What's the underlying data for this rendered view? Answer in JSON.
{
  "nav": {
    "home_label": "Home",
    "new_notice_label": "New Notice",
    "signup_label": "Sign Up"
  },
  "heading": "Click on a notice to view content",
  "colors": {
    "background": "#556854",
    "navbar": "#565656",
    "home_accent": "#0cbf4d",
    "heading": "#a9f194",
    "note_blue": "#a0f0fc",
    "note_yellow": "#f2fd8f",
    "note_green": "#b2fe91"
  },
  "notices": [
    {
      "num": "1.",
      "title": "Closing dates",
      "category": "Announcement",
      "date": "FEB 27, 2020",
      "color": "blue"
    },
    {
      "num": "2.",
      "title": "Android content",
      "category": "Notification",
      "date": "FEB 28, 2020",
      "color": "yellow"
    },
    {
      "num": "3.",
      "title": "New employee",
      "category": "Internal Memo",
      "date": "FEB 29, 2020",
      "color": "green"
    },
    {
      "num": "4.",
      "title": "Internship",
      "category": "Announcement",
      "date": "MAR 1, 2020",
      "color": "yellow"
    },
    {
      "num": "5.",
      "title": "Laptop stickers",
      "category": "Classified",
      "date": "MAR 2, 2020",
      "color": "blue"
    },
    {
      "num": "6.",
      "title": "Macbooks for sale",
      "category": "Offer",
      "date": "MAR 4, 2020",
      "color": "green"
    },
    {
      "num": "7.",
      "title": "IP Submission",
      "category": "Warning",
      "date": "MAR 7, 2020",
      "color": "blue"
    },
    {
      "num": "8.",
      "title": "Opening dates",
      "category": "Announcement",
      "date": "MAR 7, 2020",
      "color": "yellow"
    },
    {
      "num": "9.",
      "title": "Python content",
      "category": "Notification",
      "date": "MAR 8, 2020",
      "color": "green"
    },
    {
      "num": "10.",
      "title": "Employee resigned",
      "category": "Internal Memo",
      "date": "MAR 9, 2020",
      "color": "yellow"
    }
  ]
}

____

Return every line above in which the string "dates" occurs.

      "title": "Closing dates",
      "title": "Opening dates",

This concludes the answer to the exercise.